- Task to complete -
Locate the line that contains "Read out every word on this page.", then copy it and all later lines of the data below exactly, through the last one.
* START *
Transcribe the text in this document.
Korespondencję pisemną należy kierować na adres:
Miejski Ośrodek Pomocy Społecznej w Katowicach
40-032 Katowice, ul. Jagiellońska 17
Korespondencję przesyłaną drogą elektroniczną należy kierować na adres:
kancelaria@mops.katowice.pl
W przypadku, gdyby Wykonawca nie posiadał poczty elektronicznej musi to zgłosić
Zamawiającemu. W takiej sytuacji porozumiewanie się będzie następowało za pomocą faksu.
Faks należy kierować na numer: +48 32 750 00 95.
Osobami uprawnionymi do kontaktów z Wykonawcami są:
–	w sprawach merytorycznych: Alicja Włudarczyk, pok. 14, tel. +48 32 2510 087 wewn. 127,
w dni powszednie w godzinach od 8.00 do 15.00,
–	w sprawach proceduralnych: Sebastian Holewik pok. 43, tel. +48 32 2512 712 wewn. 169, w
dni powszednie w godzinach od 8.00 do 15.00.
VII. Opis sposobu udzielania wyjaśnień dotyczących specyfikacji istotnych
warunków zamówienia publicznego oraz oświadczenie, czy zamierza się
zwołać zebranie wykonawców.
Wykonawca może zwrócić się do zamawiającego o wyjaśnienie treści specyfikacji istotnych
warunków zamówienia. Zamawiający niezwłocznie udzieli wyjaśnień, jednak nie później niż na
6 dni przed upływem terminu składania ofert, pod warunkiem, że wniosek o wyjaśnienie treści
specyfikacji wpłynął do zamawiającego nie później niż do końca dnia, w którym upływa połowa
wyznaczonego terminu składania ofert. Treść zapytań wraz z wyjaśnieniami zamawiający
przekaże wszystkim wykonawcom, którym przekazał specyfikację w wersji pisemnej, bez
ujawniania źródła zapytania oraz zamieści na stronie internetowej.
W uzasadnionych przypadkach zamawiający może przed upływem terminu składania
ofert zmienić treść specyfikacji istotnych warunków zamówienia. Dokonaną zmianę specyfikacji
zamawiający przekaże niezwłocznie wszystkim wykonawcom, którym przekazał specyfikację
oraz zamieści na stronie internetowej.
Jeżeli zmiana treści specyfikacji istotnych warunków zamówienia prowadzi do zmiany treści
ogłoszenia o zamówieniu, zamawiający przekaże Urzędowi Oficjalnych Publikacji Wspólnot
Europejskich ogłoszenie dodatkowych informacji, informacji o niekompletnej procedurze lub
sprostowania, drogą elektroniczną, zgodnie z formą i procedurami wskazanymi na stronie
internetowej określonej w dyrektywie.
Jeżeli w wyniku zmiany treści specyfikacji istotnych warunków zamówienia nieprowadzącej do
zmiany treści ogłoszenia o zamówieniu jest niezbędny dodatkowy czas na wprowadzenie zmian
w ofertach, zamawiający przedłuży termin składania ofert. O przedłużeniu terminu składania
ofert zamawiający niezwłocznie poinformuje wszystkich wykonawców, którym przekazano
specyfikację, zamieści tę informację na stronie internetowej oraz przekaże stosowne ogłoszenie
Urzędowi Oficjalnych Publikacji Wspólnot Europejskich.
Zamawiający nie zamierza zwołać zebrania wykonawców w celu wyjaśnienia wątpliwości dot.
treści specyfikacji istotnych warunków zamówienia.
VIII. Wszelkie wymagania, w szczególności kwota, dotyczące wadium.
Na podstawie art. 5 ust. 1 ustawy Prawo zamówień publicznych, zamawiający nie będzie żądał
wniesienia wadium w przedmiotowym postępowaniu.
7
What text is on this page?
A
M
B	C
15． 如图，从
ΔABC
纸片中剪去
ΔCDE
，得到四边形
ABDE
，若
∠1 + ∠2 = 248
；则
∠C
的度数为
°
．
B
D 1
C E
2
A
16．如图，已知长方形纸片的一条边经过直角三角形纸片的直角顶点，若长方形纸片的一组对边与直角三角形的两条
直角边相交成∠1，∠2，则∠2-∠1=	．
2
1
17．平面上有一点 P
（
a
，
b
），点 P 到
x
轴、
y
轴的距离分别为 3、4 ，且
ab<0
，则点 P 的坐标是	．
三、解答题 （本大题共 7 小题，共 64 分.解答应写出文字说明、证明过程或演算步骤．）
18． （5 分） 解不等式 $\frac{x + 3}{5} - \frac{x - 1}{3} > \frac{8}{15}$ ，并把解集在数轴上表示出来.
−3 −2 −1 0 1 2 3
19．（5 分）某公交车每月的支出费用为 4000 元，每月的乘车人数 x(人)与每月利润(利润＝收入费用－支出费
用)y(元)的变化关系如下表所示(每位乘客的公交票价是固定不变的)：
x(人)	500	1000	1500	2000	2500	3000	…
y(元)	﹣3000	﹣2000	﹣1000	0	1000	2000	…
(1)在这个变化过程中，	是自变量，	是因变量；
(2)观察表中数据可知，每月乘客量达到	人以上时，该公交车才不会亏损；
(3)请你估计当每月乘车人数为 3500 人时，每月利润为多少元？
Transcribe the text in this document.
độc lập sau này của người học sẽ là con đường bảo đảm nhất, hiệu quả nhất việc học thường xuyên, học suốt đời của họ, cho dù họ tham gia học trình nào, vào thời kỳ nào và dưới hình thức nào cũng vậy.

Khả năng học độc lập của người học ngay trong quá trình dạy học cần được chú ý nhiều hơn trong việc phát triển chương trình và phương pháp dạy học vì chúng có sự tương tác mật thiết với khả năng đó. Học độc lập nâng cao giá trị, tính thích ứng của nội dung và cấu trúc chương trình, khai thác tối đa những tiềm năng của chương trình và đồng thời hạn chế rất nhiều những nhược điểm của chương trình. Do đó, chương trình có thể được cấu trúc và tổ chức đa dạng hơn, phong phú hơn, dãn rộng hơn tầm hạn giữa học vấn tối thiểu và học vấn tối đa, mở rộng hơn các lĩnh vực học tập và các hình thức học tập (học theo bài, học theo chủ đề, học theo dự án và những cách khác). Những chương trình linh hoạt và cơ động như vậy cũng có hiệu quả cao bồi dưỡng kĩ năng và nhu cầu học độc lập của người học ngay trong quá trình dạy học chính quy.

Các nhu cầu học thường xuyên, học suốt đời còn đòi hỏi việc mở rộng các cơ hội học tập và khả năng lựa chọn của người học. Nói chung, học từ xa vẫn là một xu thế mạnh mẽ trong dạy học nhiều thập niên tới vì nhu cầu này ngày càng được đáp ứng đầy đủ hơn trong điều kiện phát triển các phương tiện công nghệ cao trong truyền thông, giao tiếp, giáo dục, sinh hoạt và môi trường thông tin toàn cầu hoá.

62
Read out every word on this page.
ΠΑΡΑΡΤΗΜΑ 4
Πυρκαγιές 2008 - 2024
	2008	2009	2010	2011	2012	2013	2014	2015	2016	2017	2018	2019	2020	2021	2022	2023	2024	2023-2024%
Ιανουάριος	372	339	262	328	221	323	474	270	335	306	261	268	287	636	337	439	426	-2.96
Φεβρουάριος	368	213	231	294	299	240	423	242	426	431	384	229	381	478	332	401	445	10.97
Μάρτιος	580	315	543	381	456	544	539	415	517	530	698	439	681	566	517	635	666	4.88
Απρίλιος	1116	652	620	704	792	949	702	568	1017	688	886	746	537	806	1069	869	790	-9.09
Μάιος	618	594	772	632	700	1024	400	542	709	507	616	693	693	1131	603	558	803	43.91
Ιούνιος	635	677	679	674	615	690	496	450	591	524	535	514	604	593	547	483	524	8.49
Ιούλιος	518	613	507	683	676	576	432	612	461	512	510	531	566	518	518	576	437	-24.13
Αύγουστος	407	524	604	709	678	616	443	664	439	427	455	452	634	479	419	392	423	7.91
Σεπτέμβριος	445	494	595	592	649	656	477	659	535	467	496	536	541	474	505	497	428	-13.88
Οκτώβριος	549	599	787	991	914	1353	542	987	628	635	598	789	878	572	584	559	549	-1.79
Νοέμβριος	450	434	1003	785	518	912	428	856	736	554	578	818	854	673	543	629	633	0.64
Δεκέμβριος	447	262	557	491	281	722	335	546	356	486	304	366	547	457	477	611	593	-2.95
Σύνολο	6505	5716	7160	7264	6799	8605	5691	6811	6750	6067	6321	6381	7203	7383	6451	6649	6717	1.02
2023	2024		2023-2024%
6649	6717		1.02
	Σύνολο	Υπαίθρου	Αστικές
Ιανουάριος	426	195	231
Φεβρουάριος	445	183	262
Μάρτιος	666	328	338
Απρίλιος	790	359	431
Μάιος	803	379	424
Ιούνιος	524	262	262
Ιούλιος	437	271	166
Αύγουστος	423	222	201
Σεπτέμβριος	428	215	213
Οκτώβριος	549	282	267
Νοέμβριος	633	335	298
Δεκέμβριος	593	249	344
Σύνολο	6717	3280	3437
* END *
- Full answer -
Read out every word on this page.
ΠΑΡΑΡΤΗΜΑ 4
Πυρκαγιές 2008 - 2024
	2008	2009	2010	2011	2012	2013	2014	2015	2016	2017	2018	2019	2020	2021	2022	2023	2024	2023-2024%
Ιανουάριος	372	339	262	328	221	323	474	270	335	306	261	268	287	636	337	439	426	-2.96
Φεβρουάριος	368	213	231	294	299	240	423	242	426	431	384	229	381	478	332	401	445	10.97
Μάρτιος	580	315	543	381	456	544	539	415	517	530	698	439	681	566	517	635	666	4.88
Απρίλιος	1116	652	620	704	792	949	702	568	1017	688	886	746	537	806	1069	869	790	-9.09
Μάιος	618	594	772	632	700	1024	400	542	709	507	616	693	693	1131	603	558	803	43.91
Ιούνιος	635	677	679	674	615	690	496	450	591	524	535	514	604	593	547	483	524	8.49
Ιούλιος	518	613	507	683	676	576	432	612	461	512	510	531	566	518	518	576	437	-24.13
Αύγουστος	407	524	604	709	678	616	443	664	439	427	455	452	634	479	419	392	423	7.91
Σεπτέμβριος	445	494	595	592	649	656	477	659	535	467	496	536	541	474	505	497	428	-13.88
Οκτώβριος	549	599	787	991	914	1353	542	987	628	635	598	789	878	572	584	559	549	-1.79
Νοέμβριος	450	434	1003	785	518	912	428	856	736	554	578	818	854	673	543	629	633	0.64
Δεκέμβριος	447	262	557	491	281	722	335	546	356	486	304	366	547	457	477	611	593	-2.95
Σύνολο	6505	5716	7160	7264	6799	8605	5691	6811	6750	6067	6321	6381	7203	7383	6451	6649	6717	1.02
2023	2024		2023-2024%
6649	6717		1.02
	Σύνολο	Υπαίθρου	Αστικές
Ιανουάριος	426	195	231
Φεβρουάριος	445	183	262
Μάρτιος	666	328	338
Απρίλιος	790	359	431
Μάιος	803	379	424
Ιούνιος	524	262	262
Ιούλιος	437	271	166
Αύγουστος	423	222	201
Σεπτέμβριος	428	215	213
Οκτώβριος	549	282	267
Νοέμβριος	633	335	298
Δεκέμβριος	593	249	344
Σύνολο	6717	3280	3437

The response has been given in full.